__Problem details__. Any pictures in the records below should be skipped; write out everything else exactly.

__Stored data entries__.
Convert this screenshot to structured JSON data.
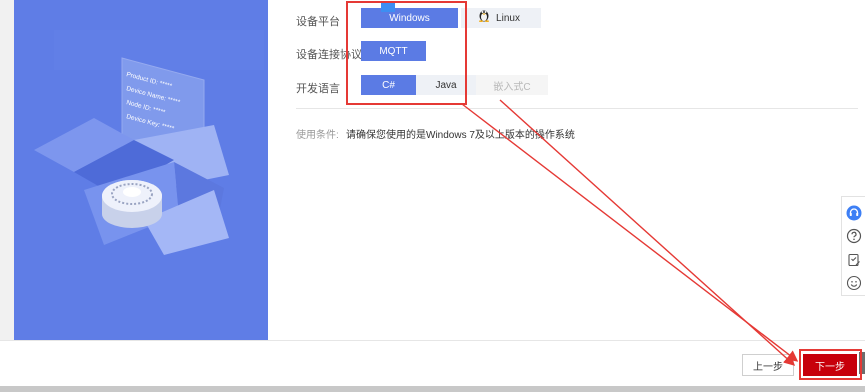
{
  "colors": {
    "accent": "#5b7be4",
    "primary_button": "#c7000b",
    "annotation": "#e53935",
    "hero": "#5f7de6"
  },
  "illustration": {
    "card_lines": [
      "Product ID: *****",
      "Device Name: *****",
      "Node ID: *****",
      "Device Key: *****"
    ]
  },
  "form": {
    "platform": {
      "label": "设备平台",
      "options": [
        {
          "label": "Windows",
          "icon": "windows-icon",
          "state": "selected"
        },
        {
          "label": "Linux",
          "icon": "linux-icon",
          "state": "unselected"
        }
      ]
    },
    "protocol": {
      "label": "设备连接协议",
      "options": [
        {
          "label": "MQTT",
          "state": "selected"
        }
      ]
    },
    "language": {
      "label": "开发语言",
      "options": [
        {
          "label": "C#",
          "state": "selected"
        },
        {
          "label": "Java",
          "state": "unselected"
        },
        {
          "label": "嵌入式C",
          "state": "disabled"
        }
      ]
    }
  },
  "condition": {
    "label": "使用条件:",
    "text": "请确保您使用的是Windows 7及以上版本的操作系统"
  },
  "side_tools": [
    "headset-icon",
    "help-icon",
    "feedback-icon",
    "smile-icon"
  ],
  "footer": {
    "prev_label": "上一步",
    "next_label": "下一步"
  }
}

__Result of the task__.
Convert this screenshot to structured JSON data.
{
  "colors": {
    "accent": "#5b7be4",
    "primary_button": "#c7000b",
    "annotation": "#e53935",
    "hero": "#5f7de6"
  },
  "illustration": {
    "card_lines": [
      "Product ID: *****",
      "Device Name: *****",
      "Node ID: *****",
      "Device Key: *****"
    ]
  },
  "form": {
    "platform": {
      "label": "设备平台",
      "options": [
        {
          "label": "Windows",
          "icon": "windows-icon",
          "state": "selected"
        },
        {
          "label": "Linux",
          "icon": "linux-icon",
          "state": "unselected"
        }
      ]
    },
    "protocol": {
      "label": "设备连接协议",
      "options": [
        {
          "label": "MQTT",
          "state": "selected"
        }
      ]
    },
    "language": {
      "label": "开发语言",
      "options": [
        {
          "label": "C#",
          "state": "selected"
        },
        {
          "label": "Java",
          "state": "unselected"
        },
        {
          "label": "嵌入式C",
          "state": "disabled"
        }
      ]
    }
  },
  "condition": {
    "label": "使用条件:",
    "text": "请确保您使用的是Windows 7及以上版本的操作系统"
  },
  "side_tools": [
    "headset-icon",
    "help-icon",
    "feedback-icon",
    "smile-icon"
  ],
  "footer": {
    "prev_label": "上一步",
    "next_label": "下一步"
  }
}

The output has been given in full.